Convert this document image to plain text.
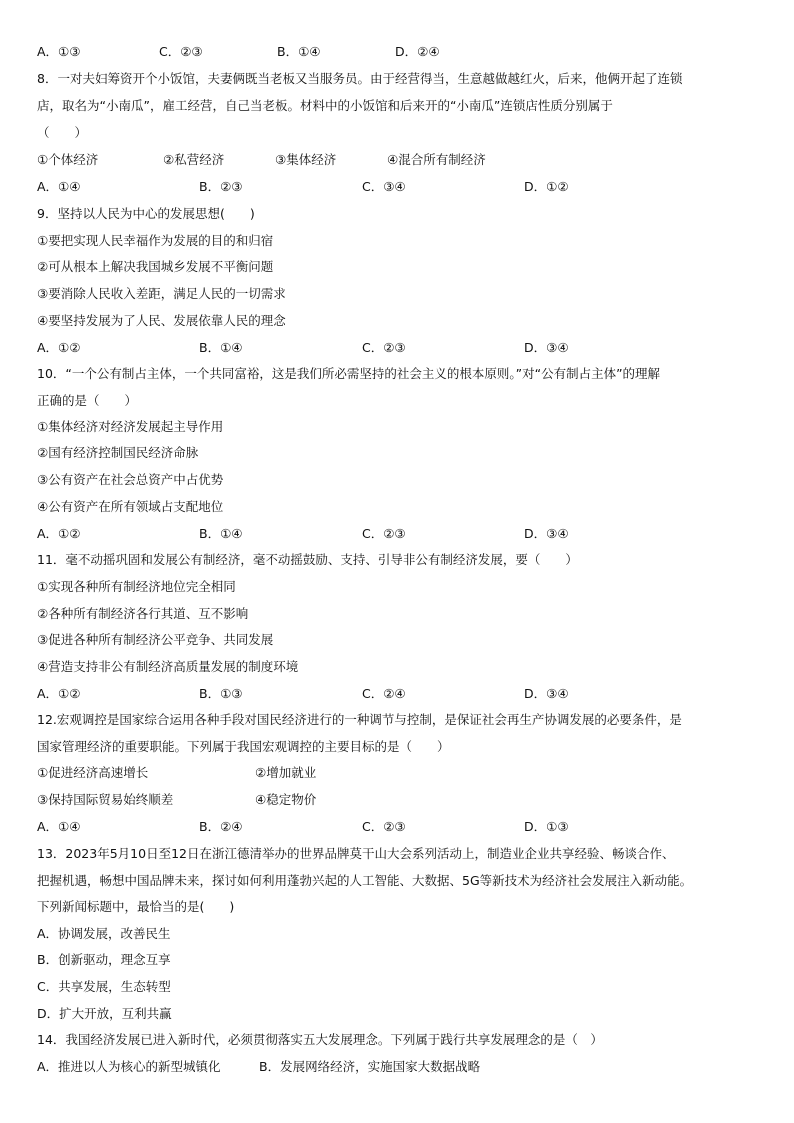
A．①③	C．②③	B．①④	D．②④
8．一对夫妇筹资开个小饭馆，夫妻俩既当老板又当服务员。由于经营得当，生意越做越红火，后来，他俩开起了连锁
店，取名为“小南瓜”，雇工经营，自己当老板。材料中的小饭馆和后来开的“小南瓜”连锁店性质分别属于
（　　）
①个体经济	②私营经济	③集体经济	④混合所有制经济
A．①④	B．②③	C．③④	D．①②
9．坚持以人民为中心的发展思想(　　)
①要把实现人民幸福作为发展的目的和归宿
②可从根本上解决我国城乡发展不平衡问题
③要消除人民收入差距，满足人民的一切需求
④要坚持发展为了人民、发展依靠人民的理念
A．①②	B．①④	C．②③	D．③④
10．“一个公有制占主体，一个共同富裕，这是我们所必需坚持的社会主义的根本原则。”对“公有制占主体”的理解
正确的是（　　）
①集体经济对经济发展起主导作用
②国有经济控制国民经济命脉
③公有资产在社会总资产中占优势
④公有资产在所有领域占支配地位
A．①②	B．①④	C．②③	D．③④
11．毫不动摇巩固和发展公有制经济，毫不动摇鼓励、支持、引导非公有制经济发展，要（　　）
①实现各种所有制经济地位完全相同
②各种所有制经济各行其道、互不影响
③促进各种所有制经济公平竞争、共同发展
④营造支持非公有制经济高质量发展的制度环境
A．①②	B．①③	C．②④	D．③④
12.宏观调控是国家综合运用各种手段对国民经济进行的一种调节与控制，是保证社会再生产协调发展的必要条件，是
国家管理经济的重要职能。下列属于我国宏观调控的主要目标的是（　　）
①促进经济高速增长	②增加就业
③保持国际贸易始终顺差	④稳定物价
A．①④	B．②④	C．②③	D．①③
13．2023年5月10日至12日在浙江德清举办的世界品牌莫干山大会系列活动上，制造业企业共享经验、畅谈合作、
把握机遇，畅想中国品牌未来，探讨如何利用蓬勃兴起的人工智能、大数据、5G等新技术为经济社会发展注入新动能。
下列新闻标题中，最恰当的是(　　)
A．协调发展，改善民生
B．创新驱动，理念互享
C．共享发展，生态转型
D．扩大开放，互利共赢
14．我国经济发展已进入新时代，必须贯彻落实五大发展理念。下列属于践行共享发展理念的是（　）
A．推进以人为核心的新型城镇化	B．发展网络经济，实施国家大数据战略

* _WHAT TO WORK ON_
Copy every record character for character. Skip the pictures.

* _ANSWER IN FULL_
Convert this document image to plain text.
A．①③	C．②③	B．①④	D．②④
8．一对夫妇筹资开个小饭馆，夫妻俩既当老板又当服务员。由于经营得当，生意越做越红火，后来，他俩开起了连锁
店，取名为“小南瓜”，雇工经营，自己当老板。材料中的小饭馆和后来开的“小南瓜”连锁店性质分别属于
（　　）
①个体经济	②私营经济	③集体经济	④混合所有制经济
A．①④	B．②③	C．③④	D．①②
9．坚持以人民为中心的发展思想(　　)
①要把实现人民幸福作为发展的目的和归宿
②可从根本上解决我国城乡发展不平衡问题
③要消除人民收入差距，满足人民的一切需求
④要坚持发展为了人民、发展依靠人民的理念
A．①②	B．①④	C．②③	D．③④
10．“一个公有制占主体，一个共同富裕，这是我们所必需坚持的社会主义的根本原则。”对“公有制占主体”的理解
正确的是（　　）
①集体经济对经济发展起主导作用
②国有经济控制国民经济命脉
③公有资产在社会总资产中占优势
④公有资产在所有领域占支配地位
A．①②	B．①④	C．②③	D．③④
11．毫不动摇巩固和发展公有制经济，毫不动摇鼓励、支持、引导非公有制经济发展，要（　　）
①实现各种所有制经济地位完全相同
②各种所有制经济各行其道、互不影响
③促进各种所有制经济公平竞争、共同发展
④营造支持非公有制经济高质量发展的制度环境
A．①②	B．①③	C．②④	D．③④
12.宏观调控是国家综合运用各种手段对国民经济进行的一种调节与控制，是保证社会再生产协调发展的必要条件，是
国家管理经济的重要职能。下列属于我国宏观调控的主要目标的是（　　）
①促进经济高速增长	②增加就业
③保持国际贸易始终顺差	④稳定物价
A．①④	B．②④	C．②③	D．①③
13．2023年5月10日至12日在浙江德清举办的世界品牌莫干山大会系列活动上，制造业企业共享经验、畅谈合作、
把握机遇，畅想中国品牌未来，探讨如何利用蓬勃兴起的人工智能、大数据、5G等新技术为经济社会发展注入新动能。
下列新闻标题中，最恰当的是(　　)
A．协调发展，改善民生
B．创新驱动，理念互享
C．共享发展，生态转型
D．扩大开放，互利共赢
14．我国经济发展已进入新时代，必须贯彻落实五大发展理念。下列属于践行共享发展理念的是（　）
A．推进以人为核心的新型城镇化	B．发展网络经济，实施国家大数据战略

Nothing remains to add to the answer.